Data records:
—————
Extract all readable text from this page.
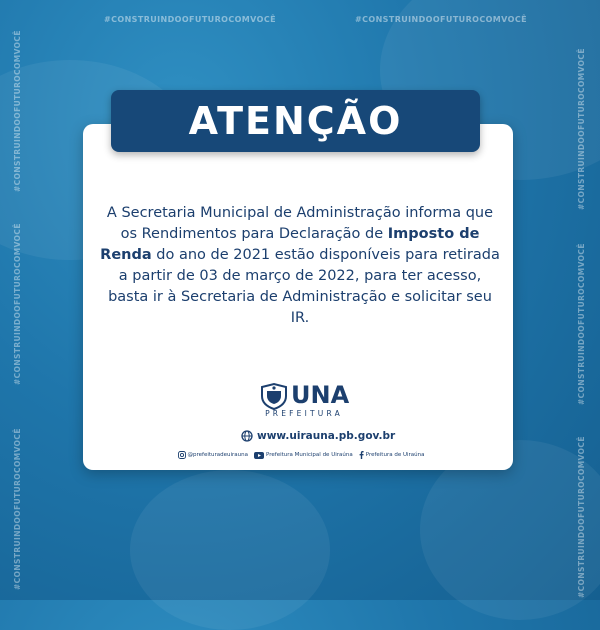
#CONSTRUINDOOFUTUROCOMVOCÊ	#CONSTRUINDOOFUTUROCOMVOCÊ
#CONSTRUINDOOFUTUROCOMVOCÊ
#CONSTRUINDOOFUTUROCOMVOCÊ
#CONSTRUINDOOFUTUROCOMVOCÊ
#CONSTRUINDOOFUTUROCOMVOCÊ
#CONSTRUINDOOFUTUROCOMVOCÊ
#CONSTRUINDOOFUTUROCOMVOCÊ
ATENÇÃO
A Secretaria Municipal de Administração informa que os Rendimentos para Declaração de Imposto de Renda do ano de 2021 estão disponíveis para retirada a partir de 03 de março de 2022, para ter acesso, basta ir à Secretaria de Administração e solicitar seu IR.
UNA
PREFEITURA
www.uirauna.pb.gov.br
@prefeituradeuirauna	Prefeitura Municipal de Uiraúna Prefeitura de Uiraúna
—————
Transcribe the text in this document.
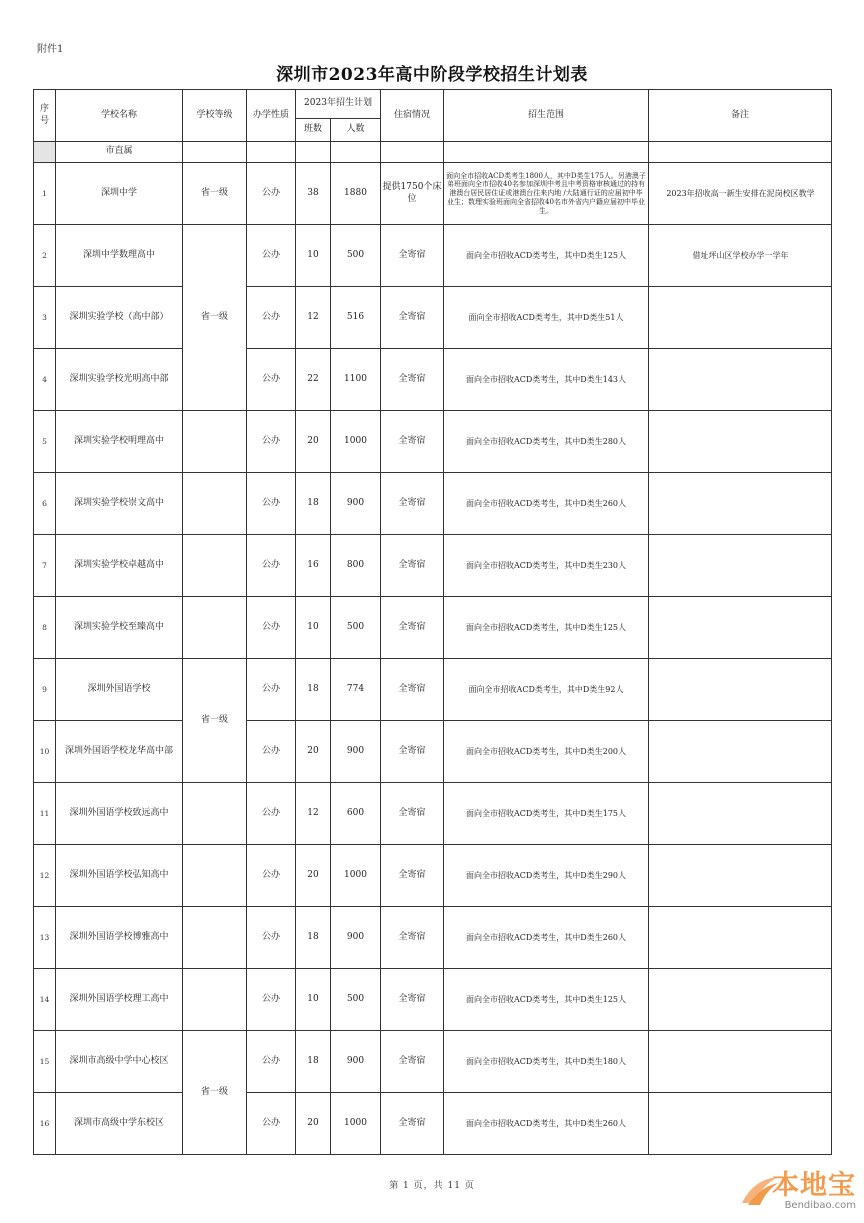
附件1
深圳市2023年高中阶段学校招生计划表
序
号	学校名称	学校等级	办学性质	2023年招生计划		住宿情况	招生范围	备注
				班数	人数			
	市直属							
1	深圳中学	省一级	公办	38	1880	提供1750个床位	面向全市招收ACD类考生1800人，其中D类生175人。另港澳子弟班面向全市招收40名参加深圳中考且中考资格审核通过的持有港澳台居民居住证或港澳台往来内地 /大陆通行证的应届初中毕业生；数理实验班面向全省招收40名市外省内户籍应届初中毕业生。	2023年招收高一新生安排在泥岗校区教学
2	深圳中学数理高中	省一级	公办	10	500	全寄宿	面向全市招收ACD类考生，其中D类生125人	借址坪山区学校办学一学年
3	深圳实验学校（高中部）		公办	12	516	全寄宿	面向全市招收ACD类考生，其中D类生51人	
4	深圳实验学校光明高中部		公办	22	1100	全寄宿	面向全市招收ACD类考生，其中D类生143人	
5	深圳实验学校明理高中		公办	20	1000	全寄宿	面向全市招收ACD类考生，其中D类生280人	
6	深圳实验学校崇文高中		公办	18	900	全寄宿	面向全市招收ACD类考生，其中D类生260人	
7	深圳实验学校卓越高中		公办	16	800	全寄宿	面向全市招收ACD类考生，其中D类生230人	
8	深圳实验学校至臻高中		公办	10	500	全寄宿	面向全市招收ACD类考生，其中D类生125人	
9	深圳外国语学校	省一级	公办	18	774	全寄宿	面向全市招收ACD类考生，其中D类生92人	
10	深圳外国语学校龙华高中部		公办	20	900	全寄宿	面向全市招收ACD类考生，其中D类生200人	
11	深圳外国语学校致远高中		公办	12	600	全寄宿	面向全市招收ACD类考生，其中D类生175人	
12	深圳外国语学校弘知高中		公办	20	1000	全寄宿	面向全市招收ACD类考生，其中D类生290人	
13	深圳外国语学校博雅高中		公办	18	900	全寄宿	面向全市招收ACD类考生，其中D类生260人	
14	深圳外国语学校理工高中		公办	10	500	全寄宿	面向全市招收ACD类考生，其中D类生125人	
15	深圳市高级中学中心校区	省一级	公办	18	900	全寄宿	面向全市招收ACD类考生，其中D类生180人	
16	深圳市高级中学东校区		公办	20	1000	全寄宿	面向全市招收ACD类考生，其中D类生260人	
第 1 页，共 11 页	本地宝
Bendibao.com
—————
Select all lines with the word "text" from the entries above.

Extract all readable text from this page.
Transcribe the text in this document.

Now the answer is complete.